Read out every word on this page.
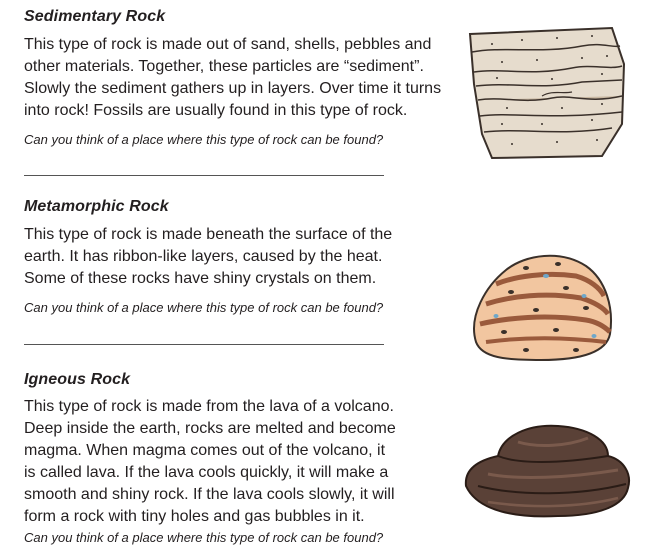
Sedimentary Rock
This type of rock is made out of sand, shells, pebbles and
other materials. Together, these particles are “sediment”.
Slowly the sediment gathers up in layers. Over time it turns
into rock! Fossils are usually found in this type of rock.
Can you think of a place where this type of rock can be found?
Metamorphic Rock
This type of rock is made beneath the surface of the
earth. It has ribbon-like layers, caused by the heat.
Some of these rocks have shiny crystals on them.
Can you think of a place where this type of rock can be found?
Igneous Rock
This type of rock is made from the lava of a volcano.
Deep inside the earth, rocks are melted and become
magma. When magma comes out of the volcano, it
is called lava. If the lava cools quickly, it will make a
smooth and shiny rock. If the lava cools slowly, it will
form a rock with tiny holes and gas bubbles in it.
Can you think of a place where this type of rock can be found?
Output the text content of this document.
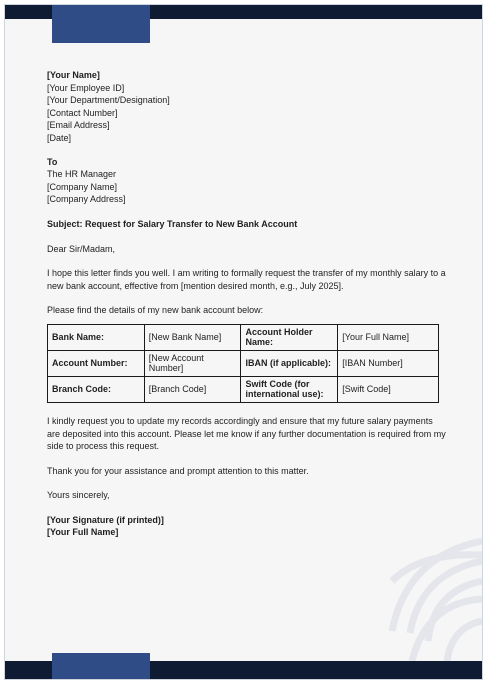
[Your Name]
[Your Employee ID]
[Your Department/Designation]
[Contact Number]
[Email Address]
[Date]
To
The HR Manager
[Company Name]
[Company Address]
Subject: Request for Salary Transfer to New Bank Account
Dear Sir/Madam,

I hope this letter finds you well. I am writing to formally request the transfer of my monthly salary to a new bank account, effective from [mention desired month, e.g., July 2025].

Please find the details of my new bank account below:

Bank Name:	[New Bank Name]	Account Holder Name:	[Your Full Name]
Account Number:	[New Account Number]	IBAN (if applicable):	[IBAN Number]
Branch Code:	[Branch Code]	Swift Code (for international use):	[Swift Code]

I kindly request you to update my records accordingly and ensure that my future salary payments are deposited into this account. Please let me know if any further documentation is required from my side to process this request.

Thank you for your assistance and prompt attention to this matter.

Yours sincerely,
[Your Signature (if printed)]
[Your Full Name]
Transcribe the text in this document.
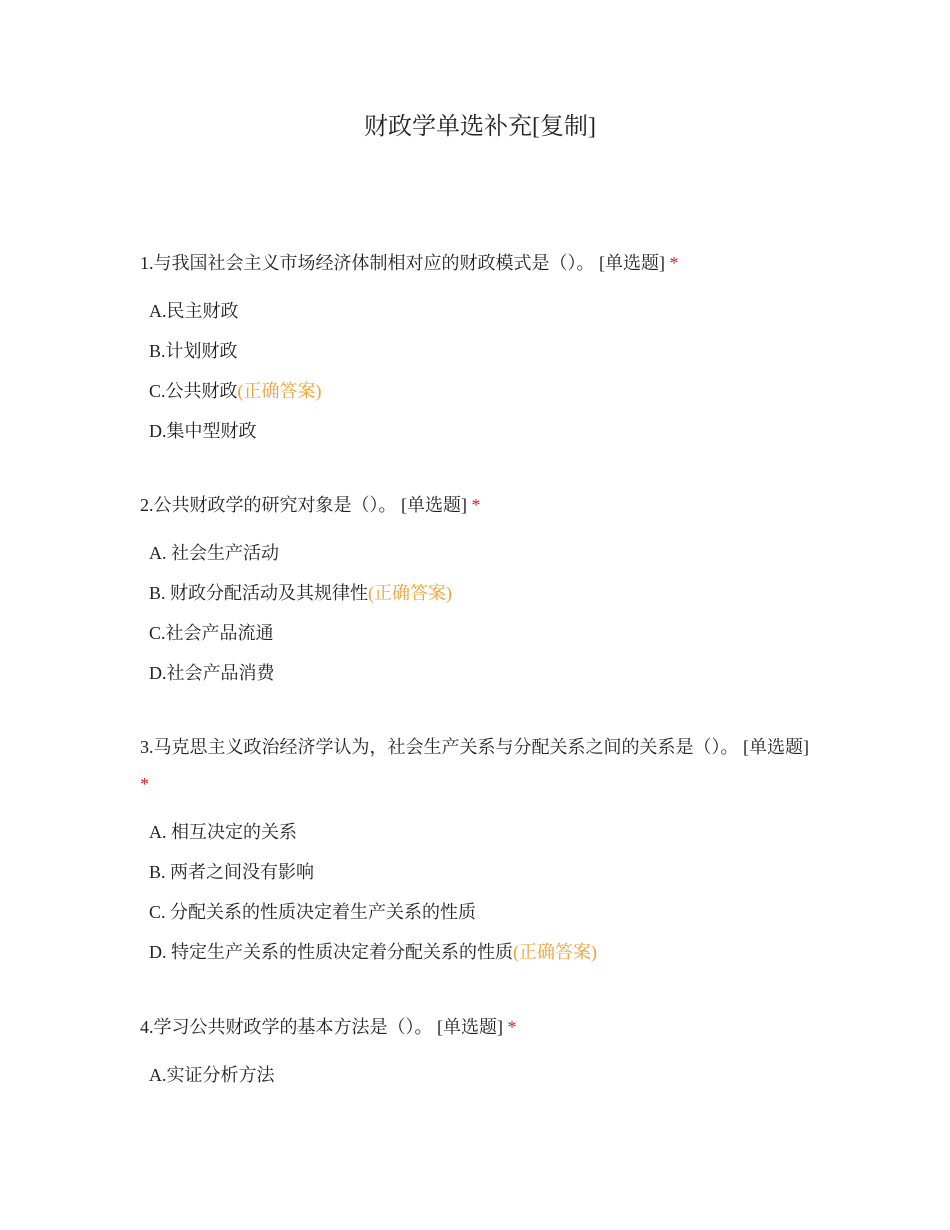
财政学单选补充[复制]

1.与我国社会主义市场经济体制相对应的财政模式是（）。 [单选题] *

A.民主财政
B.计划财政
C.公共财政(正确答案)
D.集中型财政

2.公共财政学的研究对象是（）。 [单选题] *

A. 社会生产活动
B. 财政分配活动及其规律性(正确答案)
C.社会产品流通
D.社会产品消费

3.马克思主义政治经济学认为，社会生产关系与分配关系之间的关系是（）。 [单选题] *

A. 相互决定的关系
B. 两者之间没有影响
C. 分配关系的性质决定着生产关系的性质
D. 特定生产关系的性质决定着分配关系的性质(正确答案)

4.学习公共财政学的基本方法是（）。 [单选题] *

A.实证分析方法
----------------------------------------
(TASK REQUIREMENTS)
Exclude the images and reproduce the remaining data exactly.

(EXERCISE SOLUTION)
Read out every word on this page.
Sedimentary Rock
This type of rock is made out of sand, shells, pebbles and
other materials. Together, these particles are “sediment”.
Slowly the sediment gathers up in layers. Over time it turns
into rock! Fossils are usually found in this type of rock.
Can you think of a place where this type of rock can be found?
Metamorphic Rock
This type of rock is made beneath the surface of the
earth. It has ribbon-like layers, caused by the heat.
Some of these rocks have shiny crystals on them.
Can you think of a place where this type of rock can be found?
Igneous Rock
This type of rock is made from the lava of a volcano.
Deep inside the earth, rocks are melted and become
magma. When magma comes out of the volcano, it
is called lava. If the lava cools quickly, it will make a
smooth and shiny rock. If the lava cools slowly, it will
form a rock with tiny holes and gas bubbles in it.
Can you think of a place where this type of rock can be found?
Output the text content of this document.
[Your Name]
[Your Employee ID]
[Your Department/Designation]
[Contact Number]
[Email Address]
[Date]
To
The HR Manager
[Company Name]
[Company Address]
Subject: Request for Salary Transfer to New Bank Account
Dear Sir/Madam,

I hope this letter finds you well. I am writing to formally request the transfer of my monthly salary to a new bank account, effective from [mention desired month, e.g., July 2025].

Please find the details of my new bank account below:

Bank Name:	[New Bank Name]	Account Holder Name:	[Your Full Name]
Account Number:	[New Account Number]	IBAN (if applicable):	[IBAN Number]
Branch Code:	[Branch Code]	Swift Code (for international use):	[Swift Code]

I kindly request you to update my records accordingly and ensure that my future salary payments are deposited into this account. Please let me know if any further documentation is required from my side to process this request.

Thank you for your assistance and prompt attention to this matter.

Yours sincerely,
[Your Signature (if printed)]
[Your Full Name]
Transcribe the text in this document.
财政学单选补充[复制]

1.与我国社会主义市场经济体制相对应的财政模式是（）。 [单选题] *

A.民主财政
B.计划财政
C.公共财政(正确答案)
D.集中型财政

2.公共财政学的研究对象是（）。 [单选题] *

A. 社会生产活动
B. 财政分配活动及其规律性(正确答案)
C.社会产品流通
D.社会产品消费

3.马克思主义政治经济学认为，社会生产关系与分配关系之间的关系是（）。 [单选题] *

A. 相互决定的关系
B. 两者之间没有影响
C. 分配关系的性质决定着生产关系的性质
D. 特定生产关系的性质决定着分配关系的性质(正确答案)

4.学习公共财政学的基本方法是（）。 [单选题] *

A.实证分析方法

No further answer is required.